## Data to use
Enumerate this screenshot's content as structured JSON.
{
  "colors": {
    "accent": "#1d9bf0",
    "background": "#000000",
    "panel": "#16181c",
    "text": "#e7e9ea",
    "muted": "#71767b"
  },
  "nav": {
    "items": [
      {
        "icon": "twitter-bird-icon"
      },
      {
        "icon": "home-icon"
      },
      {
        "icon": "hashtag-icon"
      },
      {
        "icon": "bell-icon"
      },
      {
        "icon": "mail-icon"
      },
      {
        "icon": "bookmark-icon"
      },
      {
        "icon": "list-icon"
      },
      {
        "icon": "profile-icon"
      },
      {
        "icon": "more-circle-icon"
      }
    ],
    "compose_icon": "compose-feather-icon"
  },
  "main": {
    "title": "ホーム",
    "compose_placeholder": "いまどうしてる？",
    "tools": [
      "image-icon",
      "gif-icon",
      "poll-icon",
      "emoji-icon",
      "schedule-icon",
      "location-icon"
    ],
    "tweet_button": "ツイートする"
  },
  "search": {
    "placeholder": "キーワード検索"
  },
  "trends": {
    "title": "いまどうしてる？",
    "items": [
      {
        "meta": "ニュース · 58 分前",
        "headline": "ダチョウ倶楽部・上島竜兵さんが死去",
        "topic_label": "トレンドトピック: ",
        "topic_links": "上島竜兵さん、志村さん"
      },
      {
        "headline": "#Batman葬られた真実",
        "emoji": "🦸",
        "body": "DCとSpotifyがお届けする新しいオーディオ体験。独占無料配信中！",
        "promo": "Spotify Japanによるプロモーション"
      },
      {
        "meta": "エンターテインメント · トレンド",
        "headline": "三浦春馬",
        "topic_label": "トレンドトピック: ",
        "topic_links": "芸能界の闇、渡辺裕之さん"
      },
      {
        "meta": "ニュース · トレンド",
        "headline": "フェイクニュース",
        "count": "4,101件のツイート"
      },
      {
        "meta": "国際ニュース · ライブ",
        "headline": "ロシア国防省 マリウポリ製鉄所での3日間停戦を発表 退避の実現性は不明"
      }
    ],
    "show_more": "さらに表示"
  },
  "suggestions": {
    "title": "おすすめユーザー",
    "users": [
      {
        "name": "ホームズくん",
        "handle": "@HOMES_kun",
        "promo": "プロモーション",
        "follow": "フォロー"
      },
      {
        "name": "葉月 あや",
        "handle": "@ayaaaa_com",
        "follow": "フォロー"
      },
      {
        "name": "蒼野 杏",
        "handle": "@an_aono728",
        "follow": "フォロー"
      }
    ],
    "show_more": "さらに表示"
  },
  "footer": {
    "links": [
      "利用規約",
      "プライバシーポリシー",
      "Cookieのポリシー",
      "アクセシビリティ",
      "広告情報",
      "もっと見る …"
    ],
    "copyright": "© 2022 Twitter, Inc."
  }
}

## What the task asks
Repeat each record in full; every line must match exactly.

## Full output
Enumerate this screenshot's content as structured JSON.
{
  "colors": {
    "accent": "#1d9bf0",
    "background": "#000000",
    "panel": "#16181c",
    "text": "#e7e9ea",
    "muted": "#71767b"
  },
  "nav": {
    "items": [
      {
        "icon": "twitter-bird-icon"
      },
      {
        "icon": "home-icon"
      },
      {
        "icon": "hashtag-icon"
      },
      {
        "icon": "bell-icon"
      },
      {
        "icon": "mail-icon"
      },
      {
        "icon": "bookmark-icon"
      },
      {
        "icon": "list-icon"
      },
      {
        "icon": "profile-icon"
      },
      {
        "icon": "more-circle-icon"
      }
    ],
    "compose_icon": "compose-feather-icon"
  },
  "main": {
    "title": "ホーム",
    "compose_placeholder": "いまどうしてる？",
    "tools": [
      "image-icon",
      "gif-icon",
      "poll-icon",
      "emoji-icon",
      "schedule-icon",
      "location-icon"
    ],
    "tweet_button": "ツイートする"
  },
  "search": {
    "placeholder": "キーワード検索"
  },
  "trends": {
    "title": "いまどうしてる？",
    "items": [
      {
        "meta": "ニュース · 58 分前",
        "headline": "ダチョウ倶楽部・上島竜兵さんが死去",
        "topic_label": "トレンドトピック: ",
        "topic_links": "上島竜兵さん、志村さん"
      },
      {
        "headline": "#Batman葬られた真実",
        "emoji": "🦸",
        "body": "DCとSpotifyがお届けする新しいオーディオ体験。独占無料配信中！",
        "promo": "Spotify Japanによるプロモーション"
      },
      {
        "meta": "エンターテインメント · トレンド",
        "headline": "三浦春馬",
        "topic_label": "トレンドトピック: ",
        "topic_links": "芸能界の闇、渡辺裕之さん"
      },
      {
        "meta": "ニュース · トレンド",
        "headline": "フェイクニュース",
        "count": "4,101件のツイート"
      },
      {
        "meta": "国際ニュース · ライブ",
        "headline": "ロシア国防省 マリウポリ製鉄所での3日間停戦を発表 退避の実現性は不明"
      }
    ],
    "show_more": "さらに表示"
  },
  "suggestions": {
    "title": "おすすめユーザー",
    "users": [
      {
        "name": "ホームズくん",
        "handle": "@HOMES_kun",
        "promo": "プロモーション",
        "follow": "フォロー"
      },
      {
        "name": "葉月 あや",
        "handle": "@ayaaaa_com",
        "follow": "フォロー"
      },
      {
        "name": "蒼野 杏",
        "handle": "@an_aono728",
        "follow": "フォロー"
      }
    ],
    "show_more": "さらに表示"
  },
  "footer": {
    "links": [
      "利用規約",
      "プライバシーポリシー",
      "Cookieのポリシー",
      "アクセシビリティ",
      "広告情報",
      "もっと見る …"
    ],
    "copyright": "© 2022 Twitter, Inc."
  }
}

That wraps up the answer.